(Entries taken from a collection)
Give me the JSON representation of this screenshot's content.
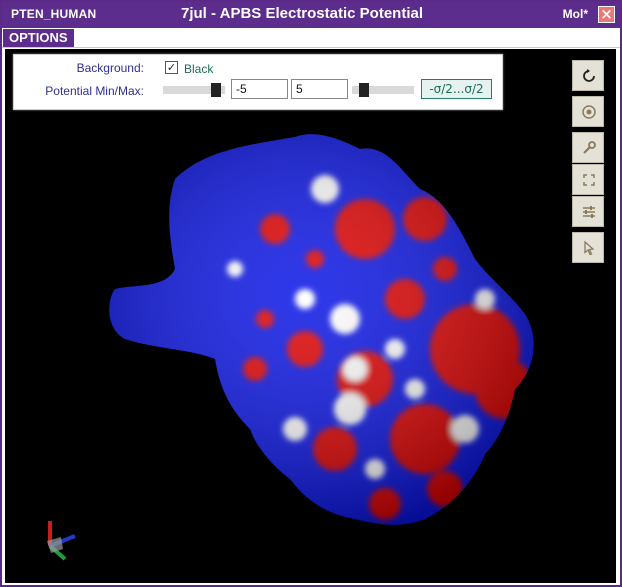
{
  "window": {
    "left_title": "PTEN_HUMAN",
    "title": "7jul - APBS Electrostatic Potential",
    "right_title": "Mol*",
    "close_icon": "close-icon"
  },
  "menu": {
    "options_label": "OPTIONS"
  },
  "controls": {
    "background_label": "Background:",
    "background_checked": true,
    "background_value": "Black",
    "potential_label": "Potential Min/Max:",
    "min_value": "-5",
    "max_value": "5",
    "range_button_label": "-σ/2...σ/2"
  },
  "toolbar": {
    "buttons": [
      "reset-view-icon",
      "screenshot-icon",
      "settings-wrench-icon",
      "fullscreen-icon",
      "controls-sliders-icon",
      "select-pointer-icon"
    ]
  },
  "colors": {
    "title_bar": "#5c2d8c",
    "negative_potential": "#e00000",
    "positive_potential": "#0a14e6",
    "neutral": "#ffffff"
  }
}
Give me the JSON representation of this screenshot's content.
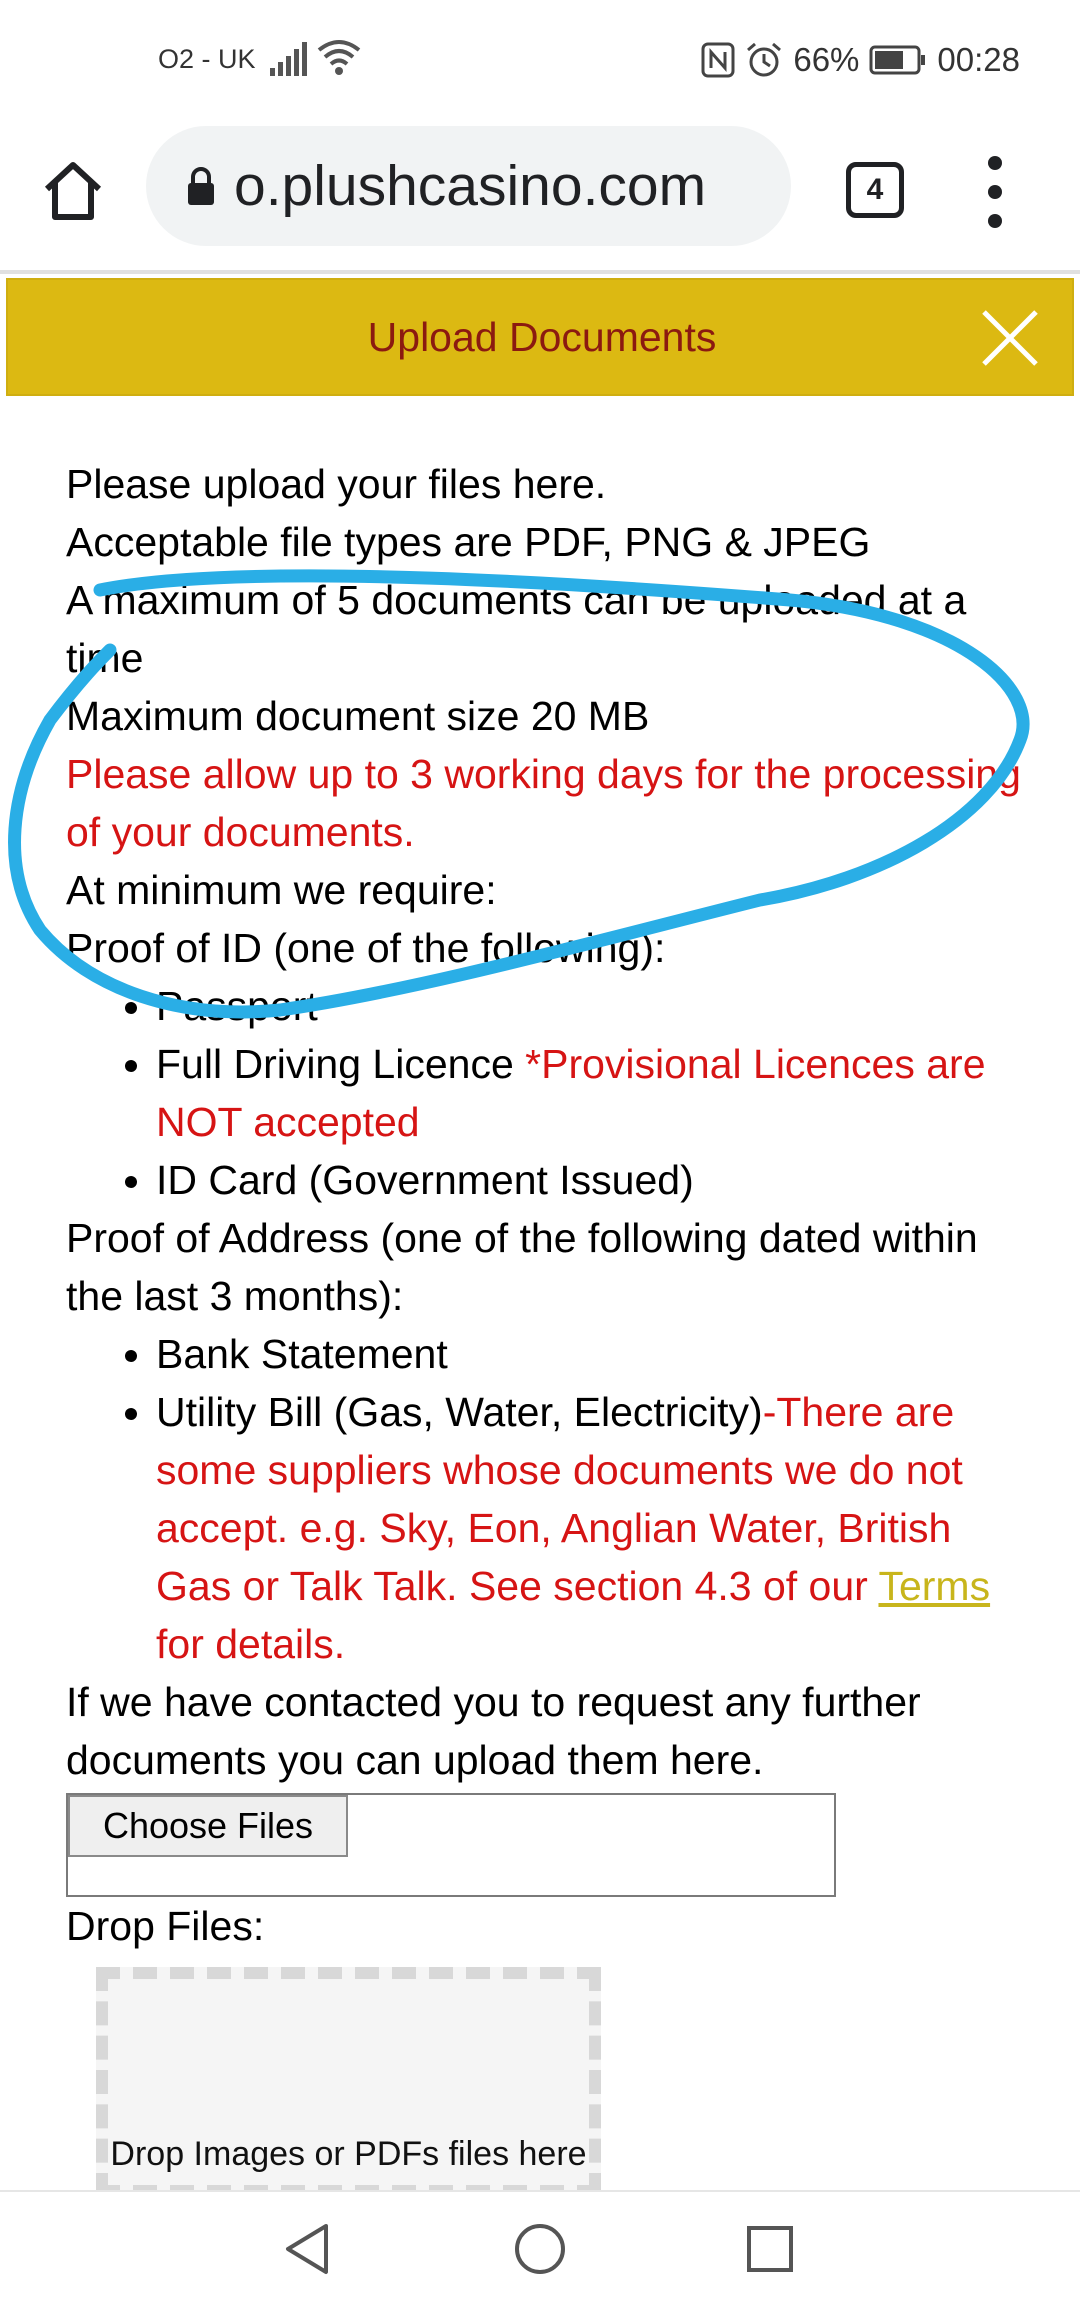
{
  "status_bar": {
    "carrier": "O2 - UK",
    "battery": "66%",
    "time": "00:28"
  },
  "browser": {
    "url": "o.plushcasino.com",
    "tab_count": "4"
  },
  "modal": {
    "title": "Upload Documents",
    "line1": "Please upload your files here.",
    "line2": "Acceptable file types are PDF, PNG & JPEG",
    "line3": "A maximum of 5 documents can be uploaded at a time",
    "line4": "Maximum document size 20 MB",
    "processing_notice": "Please allow up to 3 working days for the processing of your documents.",
    "min_required": "At minimum we require:",
    "proof_id_heading": "Proof of ID (one of the following):",
    "id_passport": "Passport",
    "id_driving": "Full Driving Licence ",
    "id_driving_note": "*Provisional Licences are NOT accepted",
    "id_card": "ID Card (Government Issued)",
    "proof_address_heading": "Proof of Address (one of the following dated within the last 3 months):",
    "addr_bank": "Bank Statement",
    "addr_utility": "Utility Bill (Gas, Water, Electricity)",
    "addr_utility_note": "-There are some suppliers whose documents we do not accept. e.g. Sky, Eon, Anglian Water, British Gas or Talk Talk. See section 4.3 of our ",
    "terms_link": "Terms",
    "addr_utility_note_end": " for details.",
    "further_docs": "If we have contacted you to request any further documents you can upload them here.",
    "choose_files": "Choose Files",
    "drop_files_label": "Drop Files:",
    "drop_zone_text": "Drop Images or PDFs files here"
  },
  "colors": {
    "header_bg": "#dcb912",
    "header_text": "#8b1a10",
    "warning_red": "#d61414",
    "annotation_blue": "#2aaee6",
    "link": "#c8b51c"
  }
}
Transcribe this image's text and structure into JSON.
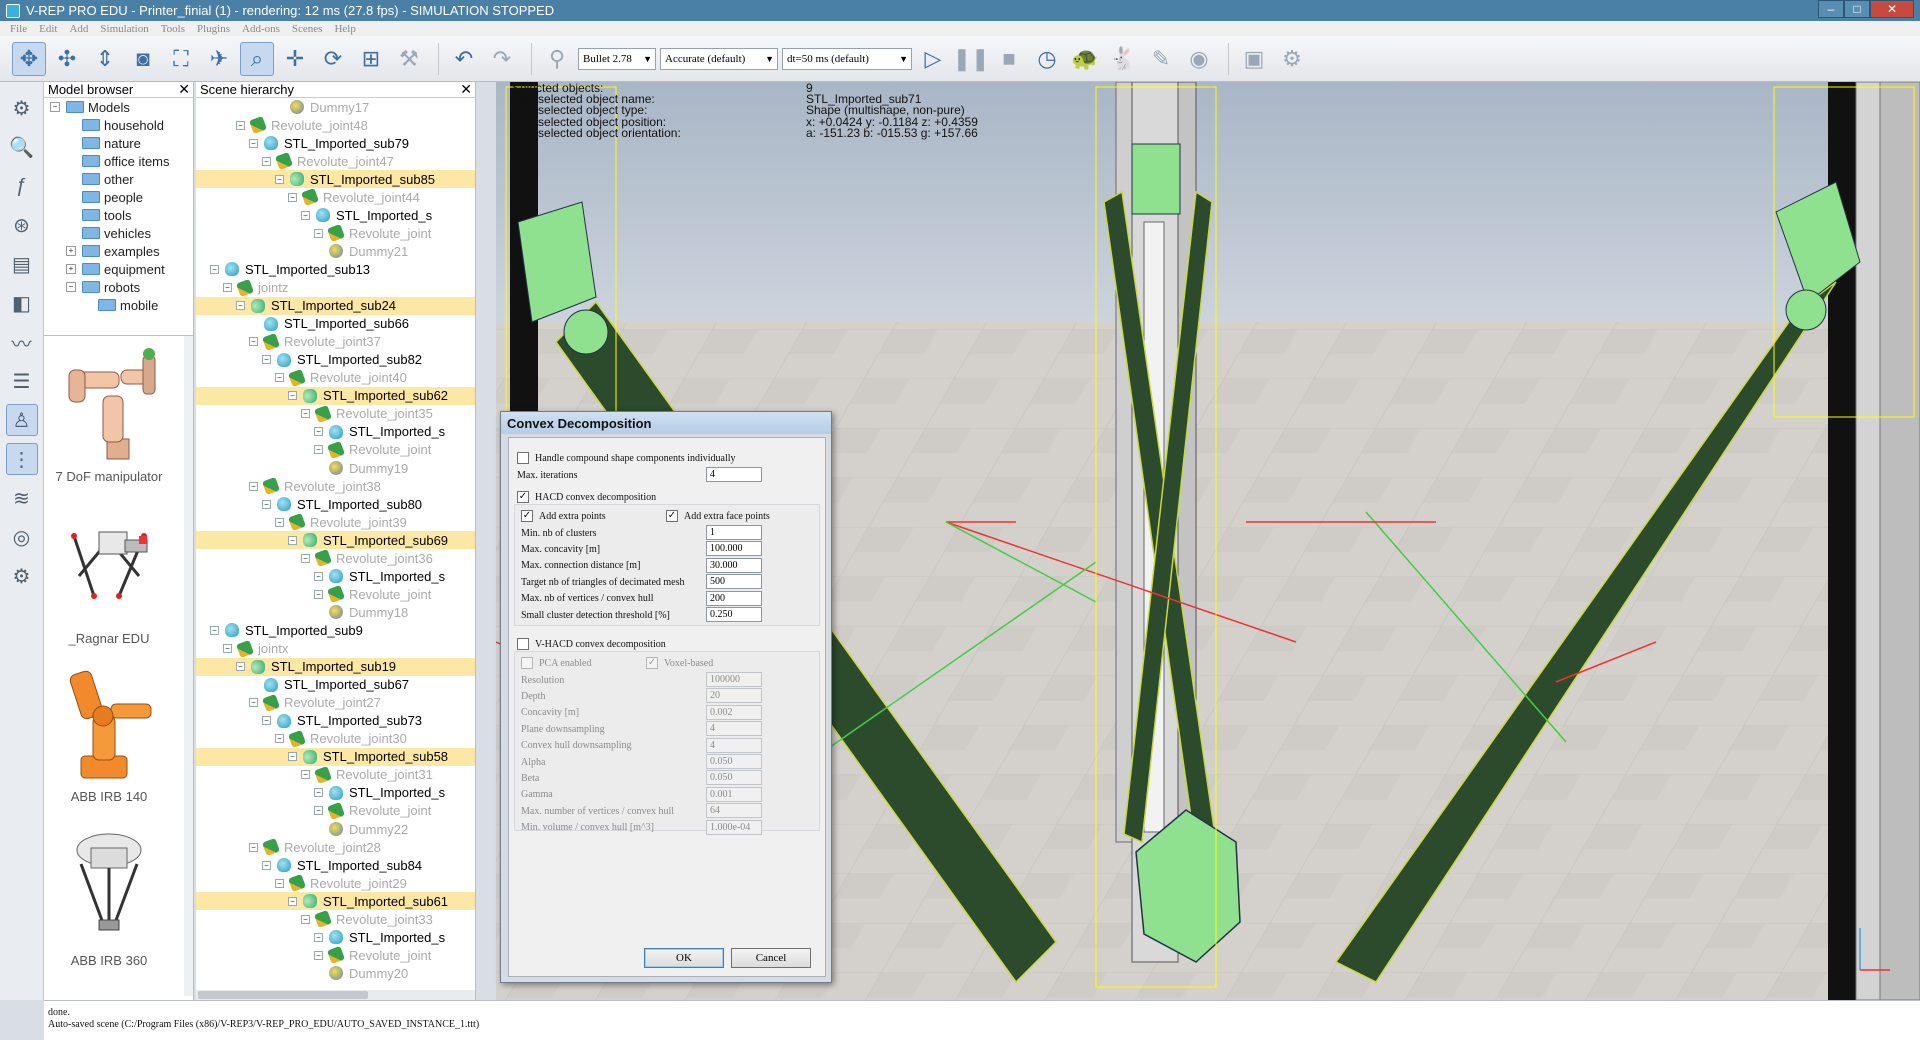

* **WORK INSTRUCTIONS**
Without the pictures, extract every entry verbatim.

* **RESPONSE**
Give me the JSON representation of this screenshot's content.
{
  "window": {
    "left_title": "PTEN_HUMAN",
    "title": "7jul - APBS Electrostatic Potential",
    "right_title": "Mol*",
    "close_icon": "close-icon"
  },
  "menu": {
    "options_label": "OPTIONS"
  },
  "controls": {
    "background_label": "Background:",
    "background_checked": true,
    "background_value": "Black",
    "potential_label": "Potential Min/Max:",
    "min_value": "-5",
    "max_value": "5",
    "range_button_label": "-σ/2...σ/2"
  },
  "toolbar": {
    "buttons": [
      "reset-view-icon",
      "screenshot-icon",
      "settings-wrench-icon",
      "fullscreen-icon",
      "controls-sliders-icon",
      "select-pointer-icon"
    ]
  },
  "colors": {
    "title_bar": "#5c2d8c",
    "negative_potential": "#e00000",
    "positive_potential": "#0a14e6",
    "neutral": "#ffffff"
  }
}
Give me the JSON representation of this screenshot's content.
{
  "status_bar": {
    "carrier": "O2 - UK",
    "battery": "66%",
    "time": "00:28"
  },
  "browser": {
    "url": "o.plushcasino.com",
    "tab_count": "4"
  },
  "modal": {
    "title": "Upload Documents",
    "line1": "Please upload your files here.",
    "line2": "Acceptable file types are PDF, PNG & JPEG",
    "line3": "A maximum of 5 documents can be uploaded at a time",
    "line4": "Maximum document size 20 MB",
    "processing_notice": "Please allow up to 3 working days for the processing of your documents.",
    "min_required": "At minimum we require:",
    "proof_id_heading": "Proof of ID (one of the following):",
    "id_passport": "Passport",
    "id_driving": "Full Driving Licence ",
    "id_driving_note": "*Provisional Licences are NOT accepted",
    "id_card": "ID Card (Government Issued)",
    "proof_address_heading": "Proof of Address (one of the following dated within the last 3 months):",
    "addr_bank": "Bank Statement",
    "addr_utility": "Utility Bill (Gas, Water, Electricity)",
    "addr_utility_note": "-There are some suppliers whose documents we do not accept. e.g. Sky, Eon, Anglian Water, British Gas or Talk Talk. See section 4.3 of our ",
    "terms_link": "Terms",
    "addr_utility_note_end": " for details.",
    "further_docs": "If we have contacted you to request any further documents you can upload them here.",
    "choose_files": "Choose Files",
    "drop_files_label": "Drop Files:",
    "drop_zone_text": "Drop Images or PDFs files here"
  },
  "colors": {
    "header_bg": "#dcb912",
    "header_text": "#8b1a10",
    "warning_red": "#d61414",
    "annotation_blue": "#2aaee6",
    "link": "#c8b51c"
  }
}
Transcribe this image's text and structure into JSON.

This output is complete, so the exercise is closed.